Exercise description: Return all of the entries word for word, but omit the pictures they contain.

Provided entries:

-.-.-

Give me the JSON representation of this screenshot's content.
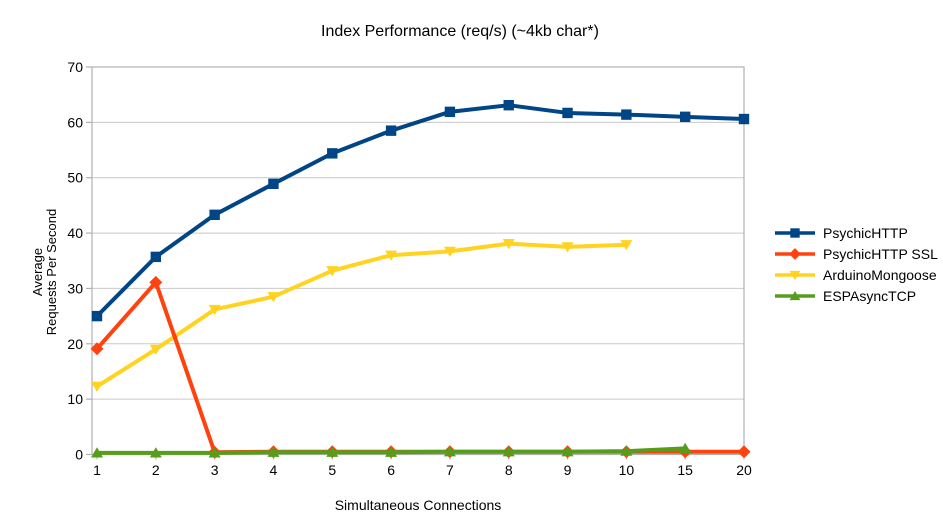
{
  "chart_data": {
    "type": "line",
    "title": "Index Performance (req/s) (~4kb char*)",
    "xlabel": "Simultaneous Connections",
    "ylabel_lines": [
      "Average",
      "Requests Per Second"
    ],
    "categories": [
      "1",
      "2",
      "3",
      "4",
      "5",
      "6",
      "7",
      "8",
      "9",
      "10",
      "15",
      "20"
    ],
    "y_ticks": [
      0,
      10,
      20,
      30,
      40,
      50,
      60,
      70
    ],
    "ylim": [
      0,
      70
    ],
    "grid": "horizontal",
    "legend_position": "right",
    "background_color": "#ffffff",
    "gridline_color": "#c9c9c9",
    "axis_color": "#b0b0b0",
    "text_color": "#000000",
    "series": [
      {
        "name": "PsychicHTTP",
        "color": "#004586",
        "marker": "square",
        "values": [
          25.0,
          35.7,
          43.3,
          48.9,
          54.4,
          58.5,
          61.9,
          63.1,
          61.7,
          61.4,
          61.0,
          60.6
        ]
      },
      {
        "name": "PsychicHTTP SSL",
        "color": "#ff420e",
        "marker": "diamond",
        "values": [
          19.1,
          31.1,
          0.4,
          0.5,
          0.5,
          0.5,
          0.5,
          0.5,
          0.5,
          0.5,
          0.5,
          0.5
        ]
      },
      {
        "name": "ArduinoMongoose",
        "color": "#ffd320",
        "marker": "triangle-down",
        "values": [
          12.3,
          19.0,
          26.2,
          28.5,
          33.2,
          36.0,
          36.7,
          38.1,
          37.5,
          37.9,
          null,
          null
        ]
      },
      {
        "name": "ESPAsyncTCP",
        "color": "#579d1c",
        "marker": "triangle-up",
        "values": [
          0.3,
          0.3,
          0.3,
          0.4,
          0.4,
          0.4,
          0.5,
          0.5,
          0.5,
          0.6,
          1.1,
          null
        ]
      }
    ],
    "z_order": [
      0,
      2,
      1,
      3
    ]
  }
}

-.-.-

Solution to the problem:
Give me the JSON representation of this screenshot's content.
{
  "chart_data": {
    "type": "line",
    "title": "Index Performance (req/s) (~4kb char*)",
    "xlabel": "Simultaneous Connections",
    "ylabel_lines": [
      "Average",
      "Requests Per Second"
    ],
    "categories": [
      "1",
      "2",
      "3",
      "4",
      "5",
      "6",
      "7",
      "8",
      "9",
      "10",
      "15",
      "20"
    ],
    "y_ticks": [
      0,
      10,
      20,
      30,
      40,
      50,
      60,
      70
    ],
    "ylim": [
      0,
      70
    ],
    "grid": "horizontal",
    "legend_position": "right",
    "background_color": "#ffffff",
    "gridline_color": "#c9c9c9",
    "axis_color": "#b0b0b0",
    "text_color": "#000000",
    "series": [
      {
        "name": "PsychicHTTP",
        "color": "#004586",
        "marker": "square",
        "values": [
          25.0,
          35.7,
          43.3,
          48.9,
          54.4,
          58.5,
          61.9,
          63.1,
          61.7,
          61.4,
          61.0,
          60.6
        ]
      },
      {
        "name": "PsychicHTTP SSL",
        "color": "#ff420e",
        "marker": "diamond",
        "values": [
          19.1,
          31.1,
          0.4,
          0.5,
          0.5,
          0.5,
          0.5,
          0.5,
          0.5,
          0.5,
          0.5,
          0.5
        ]
      },
      {
        "name": "ArduinoMongoose",
        "color": "#ffd320",
        "marker": "triangle-down",
        "values": [
          12.3,
          19.0,
          26.2,
          28.5,
          33.2,
          36.0,
          36.7,
          38.1,
          37.5,
          37.9,
          null,
          null
        ]
      },
      {
        "name": "ESPAsyncTCP",
        "color": "#579d1c",
        "marker": "triangle-up",
        "values": [
          0.3,
          0.3,
          0.3,
          0.4,
          0.4,
          0.4,
          0.5,
          0.5,
          0.5,
          0.6,
          1.1,
          null
        ]
      }
    ],
    "z_order": [
      0,
      2,
      1,
      3
    ]
  }
}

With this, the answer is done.